- Work to be completed: Look for the string "分析发现" in every line, and copy each line that has it.
-- Start Data --
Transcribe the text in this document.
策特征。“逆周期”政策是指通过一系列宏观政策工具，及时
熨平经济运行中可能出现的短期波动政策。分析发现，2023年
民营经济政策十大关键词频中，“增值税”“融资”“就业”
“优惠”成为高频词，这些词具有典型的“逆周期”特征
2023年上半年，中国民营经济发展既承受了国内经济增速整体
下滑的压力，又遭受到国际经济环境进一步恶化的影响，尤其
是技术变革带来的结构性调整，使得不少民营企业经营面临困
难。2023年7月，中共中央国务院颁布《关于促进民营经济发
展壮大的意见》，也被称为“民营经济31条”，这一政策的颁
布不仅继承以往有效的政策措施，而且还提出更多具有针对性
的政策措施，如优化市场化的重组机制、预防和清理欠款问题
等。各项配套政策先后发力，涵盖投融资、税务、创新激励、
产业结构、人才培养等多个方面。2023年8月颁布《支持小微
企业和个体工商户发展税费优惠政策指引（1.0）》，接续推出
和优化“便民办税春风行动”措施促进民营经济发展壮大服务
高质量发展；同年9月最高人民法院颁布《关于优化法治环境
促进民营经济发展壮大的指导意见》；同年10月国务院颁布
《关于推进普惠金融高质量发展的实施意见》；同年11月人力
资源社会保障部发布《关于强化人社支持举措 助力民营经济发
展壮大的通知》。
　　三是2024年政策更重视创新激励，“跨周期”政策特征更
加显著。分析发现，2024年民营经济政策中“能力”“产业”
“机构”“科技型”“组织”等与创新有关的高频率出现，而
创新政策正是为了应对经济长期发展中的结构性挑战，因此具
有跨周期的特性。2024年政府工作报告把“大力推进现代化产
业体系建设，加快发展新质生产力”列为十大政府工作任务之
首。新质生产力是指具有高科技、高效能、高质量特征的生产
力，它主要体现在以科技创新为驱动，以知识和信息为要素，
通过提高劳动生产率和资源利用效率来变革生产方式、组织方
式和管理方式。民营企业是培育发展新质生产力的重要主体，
-- End Data --
- Solution to the problem:
熨平经济运行中可能出现的短期波动政策。分析发现，2023年
加显著。分析发现，2024年民营经济政策中“能力”“产业”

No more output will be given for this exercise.